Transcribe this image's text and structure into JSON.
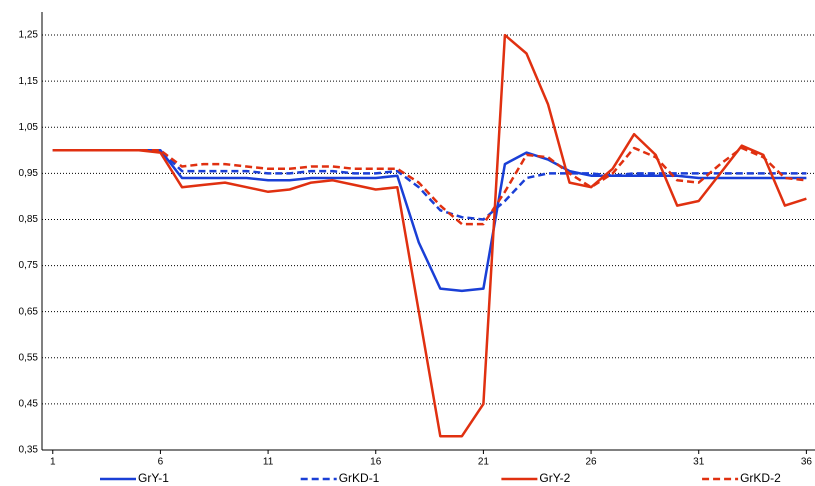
{
  "chart_data": {
    "type": "line",
    "x": [
      1,
      2,
      3,
      4,
      5,
      6,
      7,
      8,
      9,
      10,
      11,
      12,
      13,
      14,
      15,
      16,
      17,
      18,
      19,
      20,
      21,
      22,
      23,
      24,
      25,
      26,
      27,
      28,
      29,
      30,
      31,
      32,
      33,
      34,
      35,
      36
    ],
    "xlim": [
      0.5,
      36.4
    ],
    "xticks": [
      1,
      6,
      11,
      16,
      21,
      26,
      31,
      36
    ],
    "ylim": [
      0.35,
      1.3
    ],
    "yticks": [
      {
        "value": 0.35,
        "label": "0,35"
      },
      {
        "value": 0.45,
        "label": "0,45"
      },
      {
        "value": 0.55,
        "label": "0,55"
      },
      {
        "value": 0.65,
        "label": "0,65"
      },
      {
        "value": 0.75,
        "label": "0,75"
      },
      {
        "value": 0.85,
        "label": "0,85"
      },
      {
        "value": 0.95,
        "label": "0,95"
      },
      {
        "value": 1.05,
        "label": "1,05"
      },
      {
        "value": 1.15,
        "label": "1,15"
      },
      {
        "value": 1.25,
        "label": "1,25"
      }
    ],
    "grid": true,
    "legend": "bottom",
    "series": [
      {
        "name": "GrY-1",
        "color": "#1a3fd6",
        "dash": false,
        "values": [
          1.0,
          1.0,
          1.0,
          1.0,
          1.0,
          1.0,
          0.94,
          0.94,
          0.94,
          0.94,
          0.935,
          0.935,
          0.94,
          0.94,
          0.94,
          0.94,
          0.945,
          0.8,
          0.7,
          0.695,
          0.7,
          0.97,
          0.995,
          0.98,
          0.955,
          0.945,
          0.945,
          0.945,
          0.945,
          0.945,
          0.94,
          0.94,
          0.94,
          0.94,
          0.94,
          0.94
        ]
      },
      {
        "name": "GrKD-1",
        "color": "#1a3fd6",
        "dash": true,
        "values": [
          1.0,
          1.0,
          1.0,
          1.0,
          1.0,
          1.0,
          0.955,
          0.955,
          0.955,
          0.955,
          0.95,
          0.95,
          0.955,
          0.955,
          0.95,
          0.95,
          0.955,
          0.92,
          0.87,
          0.855,
          0.85,
          0.89,
          0.94,
          0.95,
          0.95,
          0.95,
          0.945,
          0.95,
          0.95,
          0.95,
          0.95,
          0.95,
          0.95,
          0.95,
          0.95,
          0.95
        ]
      },
      {
        "name": "GrY-2",
        "color": "#e03010",
        "dash": false,
        "values": [
          1.0,
          1.0,
          1.0,
          1.0,
          1.0,
          0.995,
          0.92,
          0.925,
          0.93,
          0.92,
          0.91,
          0.915,
          0.93,
          0.935,
          0.925,
          0.915,
          0.92,
          0.65,
          0.38,
          0.38,
          0.45,
          1.25,
          1.21,
          1.1,
          0.93,
          0.92,
          0.96,
          1.035,
          0.99,
          0.88,
          0.89,
          0.95,
          1.01,
          0.99,
          0.88,
          0.895
        ]
      },
      {
        "name": "GrKD-2",
        "color": "#e03010",
        "dash": true,
        "values": [
          1.0,
          1.0,
          1.0,
          1.0,
          1.0,
          1.0,
          0.965,
          0.97,
          0.97,
          0.965,
          0.96,
          0.96,
          0.965,
          0.965,
          0.96,
          0.96,
          0.96,
          0.93,
          0.88,
          0.84,
          0.84,
          0.91,
          0.99,
          0.985,
          0.95,
          0.92,
          0.95,
          1.005,
          0.985,
          0.935,
          0.93,
          0.97,
          1.005,
          0.985,
          0.94,
          0.935
        ]
      }
    ]
  }
}
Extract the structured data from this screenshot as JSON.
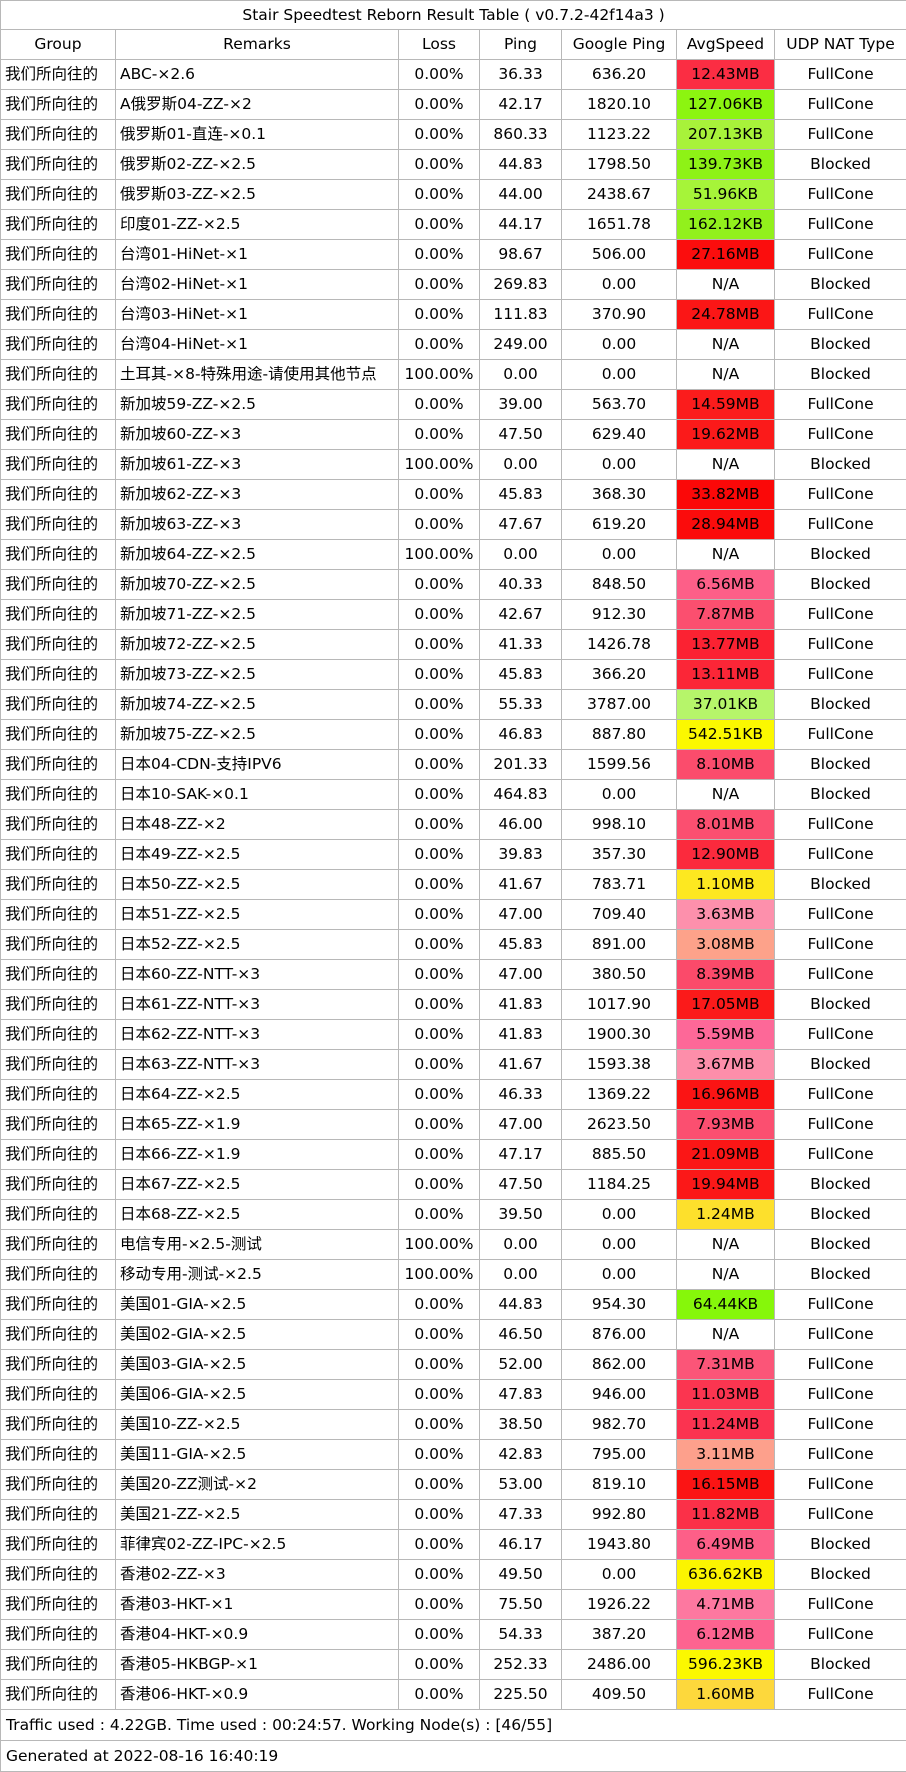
{
  "title": "Stair Speedtest Reborn Result Table ( v0.7.2-42f14a3 )",
  "headers": [
    "Group",
    "Remarks",
    "Loss",
    "Ping",
    "Google Ping",
    "AvgSpeed",
    "UDP NAT Type"
  ],
  "rows": [
    {
      "group": "我们所向往的",
      "remarks": "ABC-×2.6",
      "loss": "0.00%",
      "ping": "36.33",
      "gping": "636.20",
      "speed": "12.43MB",
      "color": "#fb2d43",
      "nat": "FullCone"
    },
    {
      "group": "我们所向往的",
      "remarks": "A俄罗斯04-ZZ-×2",
      "loss": "0.00%",
      "ping": "42.17",
      "gping": "1820.10",
      "speed": "127.06KB",
      "color": "#8cf510",
      "nat": "FullCone"
    },
    {
      "group": "我们所向往的",
      "remarks": "俄罗斯01-直连-×0.1",
      "loss": "0.00%",
      "ping": "860.33",
      "gping": "1123.22",
      "speed": "207.13KB",
      "color": "#a8f23a",
      "nat": "FullCone"
    },
    {
      "group": "我们所向往的",
      "remarks": "俄罗斯02-ZZ-×2.5",
      "loss": "0.00%",
      "ping": "44.83",
      "gping": "1798.50",
      "speed": "139.73KB",
      "color": "#8ef216",
      "nat": "Blocked"
    },
    {
      "group": "我们所向往的",
      "remarks": "俄罗斯03-ZZ-×2.5",
      "loss": "0.00%",
      "ping": "44.00",
      "gping": "2438.67",
      "speed": "51.96KB",
      "color": "#a6f439",
      "nat": "FullCone"
    },
    {
      "group": "我们所向往的",
      "remarks": "印度01-ZZ-×2.5",
      "loss": "0.00%",
      "ping": "44.17",
      "gping": "1651.78",
      "speed": "162.12KB",
      "color": "#92f01c",
      "nat": "FullCone"
    },
    {
      "group": "我们所向往的",
      "remarks": "台湾01-HiNet-×1",
      "loss": "0.00%",
      "ping": "98.67",
      "gping": "506.00",
      "speed": "27.16MB",
      "color": "#fb0d0d",
      "nat": "FullCone"
    },
    {
      "group": "我们所向往的",
      "remarks": "台湾02-HiNet-×1",
      "loss": "0.00%",
      "ping": "269.83",
      "gping": "0.00",
      "speed": "N/A",
      "color": "",
      "nat": "Blocked"
    },
    {
      "group": "我们所向往的",
      "remarks": "台湾03-HiNet-×1",
      "loss": "0.00%",
      "ping": "111.83",
      "gping": "370.90",
      "speed": "24.78MB",
      "color": "#fb1616",
      "nat": "FullCone"
    },
    {
      "group": "我们所向往的",
      "remarks": "台湾04-HiNet-×1",
      "loss": "0.00%",
      "ping": "249.00",
      "gping": "0.00",
      "speed": "N/A",
      "color": "",
      "nat": "Blocked"
    },
    {
      "group": "我们所向往的",
      "remarks": "土耳其-×8-特殊用途-请使用其他节点",
      "loss": "100.00%",
      "ping": "0.00",
      "gping": "0.00",
      "speed": "N/A",
      "color": "",
      "nat": "Blocked"
    },
    {
      "group": "我们所向往的",
      "remarks": "新加坡59-ZZ-×2.5",
      "loss": "0.00%",
      "ping": "39.00",
      "gping": "563.70",
      "speed": "14.59MB",
      "color": "#fb1c1c",
      "nat": "FullCone"
    },
    {
      "group": "我们所向往的",
      "remarks": "新加坡60-ZZ-×3",
      "loss": "0.00%",
      "ping": "47.50",
      "gping": "629.40",
      "speed": "19.62MB",
      "color": "#fb1a1a",
      "nat": "FullCone"
    },
    {
      "group": "我们所向往的",
      "remarks": "新加坡61-ZZ-×3",
      "loss": "100.00%",
      "ping": "0.00",
      "gping": "0.00",
      "speed": "N/A",
      "color": "",
      "nat": "Blocked"
    },
    {
      "group": "我们所向往的",
      "remarks": "新加坡62-ZZ-×3",
      "loss": "0.00%",
      "ping": "45.83",
      "gping": "368.30",
      "speed": "33.82MB",
      "color": "#fb0808",
      "nat": "FullCone"
    },
    {
      "group": "我们所向往的",
      "remarks": "新加坡63-ZZ-×3",
      "loss": "0.00%",
      "ping": "47.67",
      "gping": "619.20",
      "speed": "28.94MB",
      "color": "#fb0c0c",
      "nat": "FullCone"
    },
    {
      "group": "我们所向往的",
      "remarks": "新加坡64-ZZ-×2.5",
      "loss": "100.00%",
      "ping": "0.00",
      "gping": "0.00",
      "speed": "N/A",
      "color": "",
      "nat": "Blocked"
    },
    {
      "group": "我们所向往的",
      "remarks": "新加坡70-ZZ-×2.5",
      "loss": "0.00%",
      "ping": "40.33",
      "gping": "848.50",
      "speed": "6.56MB",
      "color": "#fd5f88",
      "nat": "Blocked"
    },
    {
      "group": "我们所向往的",
      "remarks": "新加坡71-ZZ-×2.5",
      "loss": "0.00%",
      "ping": "42.67",
      "gping": "912.30",
      "speed": "7.87MB",
      "color": "#fb4f6f",
      "nat": "FullCone"
    },
    {
      "group": "我们所向往的",
      "remarks": "新加坡72-ZZ-×2.5",
      "loss": "0.00%",
      "ping": "41.33",
      "gping": "1426.78",
      "speed": "13.77MB",
      "color": "#fb2232",
      "nat": "FullCone"
    },
    {
      "group": "我们所向往的",
      "remarks": "新加坡73-ZZ-×2.5",
      "loss": "0.00%",
      "ping": "45.83",
      "gping": "366.20",
      "speed": "13.11MB",
      "color": "#fb2637",
      "nat": "FullCone"
    },
    {
      "group": "我们所向往的",
      "remarks": "新加坡74-ZZ-×2.5",
      "loss": "0.00%",
      "ping": "55.33",
      "gping": "3787.00",
      "speed": "37.01KB",
      "color": "#b6f56a",
      "nat": "Blocked"
    },
    {
      "group": "我们所向往的",
      "remarks": "新加坡75-ZZ-×2.5",
      "loss": "0.00%",
      "ping": "46.83",
      "gping": "887.80",
      "speed": "542.51KB",
      "color": "#fbf800",
      "nat": "FullCone"
    },
    {
      "group": "我们所向往的",
      "remarks": "日本04-CDN-支持IPV6",
      "loss": "0.00%",
      "ping": "201.33",
      "gping": "1599.56",
      "speed": "8.10MB",
      "color": "#fb4c6c",
      "nat": "Blocked"
    },
    {
      "group": "我们所向往的",
      "remarks": "日本10-SAK-×0.1",
      "loss": "0.00%",
      "ping": "464.83",
      "gping": "0.00",
      "speed": "N/A",
      "color": "",
      "nat": "Blocked"
    },
    {
      "group": "我们所向往的",
      "remarks": "日本48-ZZ-×2",
      "loss": "0.00%",
      "ping": "46.00",
      "gping": "998.10",
      "speed": "8.01MB",
      "color": "#fb4f70",
      "nat": "FullCone"
    },
    {
      "group": "我们所向往的",
      "remarks": "日本49-ZZ-×2.5",
      "loss": "0.00%",
      "ping": "39.83",
      "gping": "357.30",
      "speed": "12.90MB",
      "color": "#fb2a3d",
      "nat": "FullCone"
    },
    {
      "group": "我们所向往的",
      "remarks": "日本50-ZZ-×2.5",
      "loss": "0.00%",
      "ping": "41.67",
      "gping": "783.71",
      "speed": "1.10MB",
      "color": "#fde820",
      "nat": "Blocked"
    },
    {
      "group": "我们所向往的",
      "remarks": "日本51-ZZ-×2.5",
      "loss": "0.00%",
      "ping": "47.00",
      "gping": "709.40",
      "speed": "3.63MB",
      "color": "#fd90ac",
      "nat": "FullCone"
    },
    {
      "group": "我们所向往的",
      "remarks": "日本52-ZZ-×2.5",
      "loss": "0.00%",
      "ping": "45.83",
      "gping": "891.00",
      "speed": "3.08MB",
      "color": "#fda28a",
      "nat": "FullCone"
    },
    {
      "group": "我们所向往的",
      "remarks": "日本60-ZZ-NTT-×3",
      "loss": "0.00%",
      "ping": "47.00",
      "gping": "380.50",
      "speed": "8.39MB",
      "color": "#fb4a6a",
      "nat": "FullCone"
    },
    {
      "group": "我们所向往的",
      "remarks": "日本61-ZZ-NTT-×3",
      "loss": "0.00%",
      "ping": "41.83",
      "gping": "1017.90",
      "speed": "17.05MB",
      "color": "#fb1a1a",
      "nat": "Blocked"
    },
    {
      "group": "我们所向往的",
      "remarks": "日本62-ZZ-NTT-×3",
      "loss": "0.00%",
      "ping": "41.83",
      "gping": "1900.30",
      "speed": "5.59MB",
      "color": "#fd6898",
      "nat": "FullCone"
    },
    {
      "group": "我们所向往的",
      "remarks": "日本63-ZZ-NTT-×3",
      "loss": "0.00%",
      "ping": "41.67",
      "gping": "1593.38",
      "speed": "3.67MB",
      "color": "#fd8eaa",
      "nat": "Blocked"
    },
    {
      "group": "我们所向往的",
      "remarks": "日本64-ZZ-×2.5",
      "loss": "0.00%",
      "ping": "46.33",
      "gping": "1369.22",
      "speed": "16.96MB",
      "color": "#fb1414",
      "nat": "FullCone"
    },
    {
      "group": "我们所向往的",
      "remarks": "日本65-ZZ-×1.9",
      "loss": "0.00%",
      "ping": "47.00",
      "gping": "2623.50",
      "speed": "7.93MB",
      "color": "#fb4f70",
      "nat": "FullCone"
    },
    {
      "group": "我们所向往的",
      "remarks": "日本66-ZZ-×1.9",
      "loss": "0.00%",
      "ping": "47.17",
      "gping": "885.50",
      "speed": "21.09MB",
      "color": "#fb1616",
      "nat": "FullCone"
    },
    {
      "group": "我们所向往的",
      "remarks": "日本67-ZZ-×2.5",
      "loss": "0.00%",
      "ping": "47.50",
      "gping": "1184.25",
      "speed": "19.94MB",
      "color": "#fb1818",
      "nat": "Blocked"
    },
    {
      "group": "我们所向往的",
      "remarks": "日本68-ZZ-×2.5",
      "loss": "0.00%",
      "ping": "39.50",
      "gping": "0.00",
      "speed": "1.24MB",
      "color": "#fde02c",
      "nat": "Blocked"
    },
    {
      "group": "我们所向往的",
      "remarks": "电信专用-×2.5-测试",
      "loss": "100.00%",
      "ping": "0.00",
      "gping": "0.00",
      "speed": "N/A",
      "color": "",
      "nat": "Blocked"
    },
    {
      "group": "我们所向往的",
      "remarks": "移动专用-测试-×2.5",
      "loss": "100.00%",
      "ping": "0.00",
      "gping": "0.00",
      "speed": "N/A",
      "color": "",
      "nat": "Blocked"
    },
    {
      "group": "我们所向往的",
      "remarks": "美国01-GIA-×2.5",
      "loss": "0.00%",
      "ping": "44.83",
      "gping": "954.30",
      "speed": "64.44KB",
      "color": "#86f70a",
      "nat": "FullCone"
    },
    {
      "group": "我们所向往的",
      "remarks": "美国02-GIA-×2.5",
      "loss": "0.00%",
      "ping": "46.50",
      "gping": "876.00",
      "speed": "N/A",
      "color": "",
      "nat": "FullCone"
    },
    {
      "group": "我们所向往的",
      "remarks": "美国03-GIA-×2.5",
      "loss": "0.00%",
      "ping": "52.00",
      "gping": "862.00",
      "speed": "7.31MB",
      "color": "#fb5578",
      "nat": "FullCone"
    },
    {
      "group": "我们所向往的",
      "remarks": "美国06-GIA-×2.5",
      "loss": "0.00%",
      "ping": "47.83",
      "gping": "946.00",
      "speed": "11.03MB",
      "color": "#fb3550",
      "nat": "FullCone"
    },
    {
      "group": "我们所向往的",
      "remarks": "美国10-ZZ-×2.5",
      "loss": "0.00%",
      "ping": "38.50",
      "gping": "982.70",
      "speed": "11.24MB",
      "color": "#fb3350",
      "nat": "FullCone"
    },
    {
      "group": "我们所向往的",
      "remarks": "美国11-GIA-×2.5",
      "loss": "0.00%",
      "ping": "42.83",
      "gping": "795.00",
      "speed": "3.11MB",
      "color": "#fda08c",
      "nat": "FullCone"
    },
    {
      "group": "我们所向往的",
      "remarks": "美国20-ZZ测试-×2",
      "loss": "0.00%",
      "ping": "53.00",
      "gping": "819.10",
      "speed": "16.15MB",
      "color": "#fb1414",
      "nat": "FullCone"
    },
    {
      "group": "我们所向往的",
      "remarks": "美国21-ZZ-×2.5",
      "loss": "0.00%",
      "ping": "47.33",
      "gping": "992.80",
      "speed": "11.82MB",
      "color": "#fb3048",
      "nat": "FullCone"
    },
    {
      "group": "我们所向往的",
      "remarks": "菲律宾02-ZZ-IPC-×2.5",
      "loss": "0.00%",
      "ping": "46.17",
      "gping": "1943.80",
      "speed": "6.49MB",
      "color": "#fd5f88",
      "nat": "Blocked"
    },
    {
      "group": "我们所向往的",
      "remarks": "香港02-ZZ-×3",
      "loss": "0.00%",
      "ping": "49.50",
      "gping": "0.00",
      "speed": "636.62KB",
      "color": "#fbf400",
      "nat": "Blocked"
    },
    {
      "group": "我们所向往的",
      "remarks": "香港03-HKT-×1",
      "loss": "0.00%",
      "ping": "75.50",
      "gping": "1926.22",
      "speed": "4.71MB",
      "color": "#fd78a0",
      "nat": "FullCone"
    },
    {
      "group": "我们所向往的",
      "remarks": "香港04-HKT-×0.9",
      "loss": "0.00%",
      "ping": "54.33",
      "gping": "387.20",
      "speed": "6.12MB",
      "color": "#fd6390",
      "nat": "FullCone"
    },
    {
      "group": "我们所向往的",
      "remarks": "香港05-HKBGP-×1",
      "loss": "0.00%",
      "ping": "252.33",
      "gping": "2486.00",
      "speed": "596.23KB",
      "color": "#fbf800",
      "nat": "Blocked"
    },
    {
      "group": "我们所向往的",
      "remarks": "香港06-HKT-×0.9",
      "loss": "0.00%",
      "ping": "225.50",
      "gping": "409.50",
      "speed": "1.60MB",
      "color": "#fdd83c",
      "nat": "FullCone"
    }
  ],
  "footer_traffic": "Traffic used : 4.22GB. Time used : 00:24:57. Working Node(s) : [46/55]",
  "footer_generated": "Generated at 2022-08-16 16:40:19"
}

- **WHAT THIS TASK INVOLVES**
Look through the entries and find each line that has the string "HiNet". Copy those lines.

- **EXPECTED ANSWER**
      "remarks": "台湾01-HiNet-×1",
      "remarks": "台湾02-HiNet-×1",
      "remarks": "台湾03-HiNet-×1",
      "remarks": "台湾04-HiNet-×1",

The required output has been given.